*** Material for the task ***

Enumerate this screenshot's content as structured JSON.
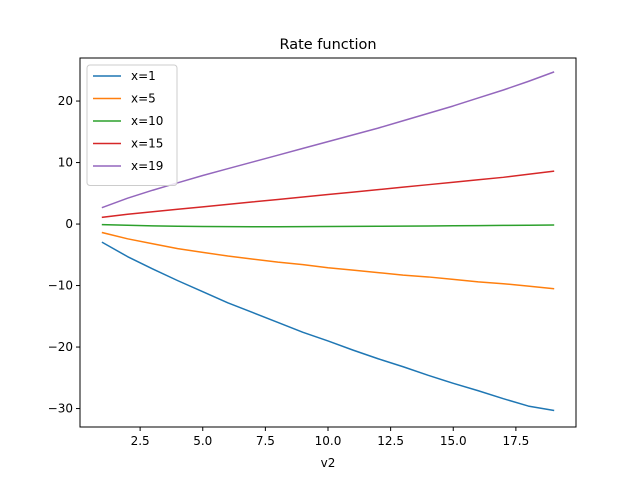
{
  "chart_data": {
    "type": "line",
    "title": "Rate function",
    "xlabel": "v2",
    "ylabel": "",
    "xlim": [
      0.1,
      19.9
    ],
    "ylim": [
      -33,
      27
    ],
    "xticks": [
      2.5,
      5.0,
      7.5,
      10.0,
      12.5,
      15.0,
      17.5
    ],
    "xtick_labels": [
      "2.5",
      "5.0",
      "7.5",
      "10.0",
      "12.5",
      "15.0",
      "17.5"
    ],
    "yticks": [
      -30,
      -20,
      -10,
      0,
      10,
      20
    ],
    "ytick_labels": [
      "−30",
      "−20",
      "−10",
      "0",
      "10",
      "20"
    ],
    "grid": false,
    "legend_position": "top-left",
    "x": [
      1,
      2,
      3,
      4,
      5,
      6,
      7,
      8,
      9,
      10,
      11,
      12,
      13,
      14,
      15,
      16,
      17,
      18,
      19
    ],
    "series": [
      {
        "name": "x=1",
        "color": "#1f77b4",
        "values": [
          -3.0,
          -5.3,
          -7.3,
          -9.2,
          -11.0,
          -12.8,
          -14.4,
          -16.0,
          -17.6,
          -19.0,
          -20.5,
          -21.9,
          -23.2,
          -24.6,
          -25.9,
          -27.1,
          -28.4,
          -29.6,
          -30.3
        ]
      },
      {
        "name": "x=5",
        "color": "#ff7f0e",
        "values": [
          -1.4,
          -2.4,
          -3.2,
          -4.0,
          -4.6,
          -5.2,
          -5.7,
          -6.2,
          -6.6,
          -7.1,
          -7.5,
          -7.9,
          -8.3,
          -8.6,
          -9.0,
          -9.4,
          -9.7,
          -10.1,
          -10.5
        ]
      },
      {
        "name": "x=10",
        "color": "#2ca02c",
        "values": [
          -0.1,
          -0.2,
          -0.3,
          -0.35,
          -0.4,
          -0.42,
          -0.43,
          -0.43,
          -0.42,
          -0.4,
          -0.38,
          -0.36,
          -0.34,
          -0.31,
          -0.28,
          -0.25,
          -0.22,
          -0.19,
          -0.15
        ]
      },
      {
        "name": "x=15",
        "color": "#d62728",
        "values": [
          1.1,
          1.6,
          2.0,
          2.4,
          2.8,
          3.2,
          3.6,
          4.0,
          4.4,
          4.8,
          5.2,
          5.6,
          6.0,
          6.4,
          6.8,
          7.2,
          7.6,
          8.1,
          8.6
        ]
      },
      {
        "name": "x=19",
        "color": "#9467bd",
        "values": [
          2.7,
          4.2,
          5.5,
          6.7,
          7.9,
          9.0,
          10.1,
          11.2,
          12.3,
          13.4,
          14.5,
          15.6,
          16.8,
          18.0,
          19.2,
          20.5,
          21.8,
          23.2,
          24.7
        ]
      }
    ]
  }
}
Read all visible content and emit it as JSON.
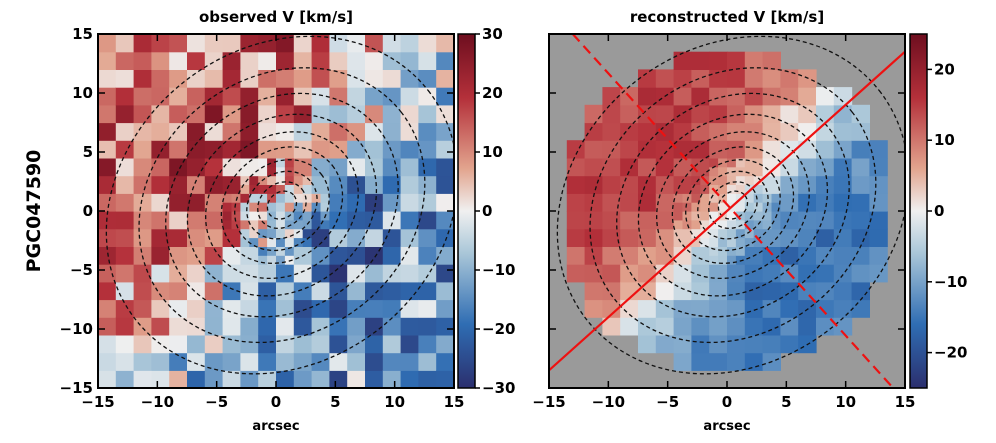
{
  "figure": {
    "ylabel": "PGC047590"
  },
  "colors": {
    "cmap_neg": "#2b2f6e",
    "cmap_mid": "#f0f0f0",
    "cmap_pos": "#6e0e1f",
    "masked": "#9a9a9a",
    "pa_line": "#ee1111"
  },
  "chart_data": [
    {
      "type": "heatmap",
      "title": "observed V [km/s]",
      "xlabel": "arcsec",
      "ylabel": "",
      "xlim": [
        -15,
        15
      ],
      "ylim": [
        -15,
        15
      ],
      "xticks": [
        -15,
        -10,
        -5,
        0,
        5,
        10,
        15
      ],
      "yticks": [
        -15,
        -10,
        -5,
        0,
        5,
        10,
        15
      ],
      "colorbar": {
        "min": -30,
        "max": 30,
        "ticks": [
          30,
          20,
          10,
          0,
          -10,
          -20,
          -30
        ]
      },
      "grid": false,
      "contours": "dashed isophotes"
    },
    {
      "type": "heatmap",
      "title": "reconstructed V [km/s]",
      "xlabel": "arcsec",
      "ylabel": "",
      "xlim": [
        -15,
        15
      ],
      "ylim": [
        -15,
        15
      ],
      "xticks": [
        -15,
        -10,
        -5,
        0,
        5,
        10,
        15
      ],
      "yticks": [],
      "colorbar": {
        "min": -25,
        "max": 25,
        "ticks": [
          20,
          10,
          0,
          -10,
          -20
        ]
      },
      "grid": false,
      "contours": "dashed isophotes",
      "position_angle_lines": [
        "solid",
        "dashed"
      ]
    }
  ]
}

***

State how many lines include the string "JSON". Give no other information.

== Exercise answer ==
2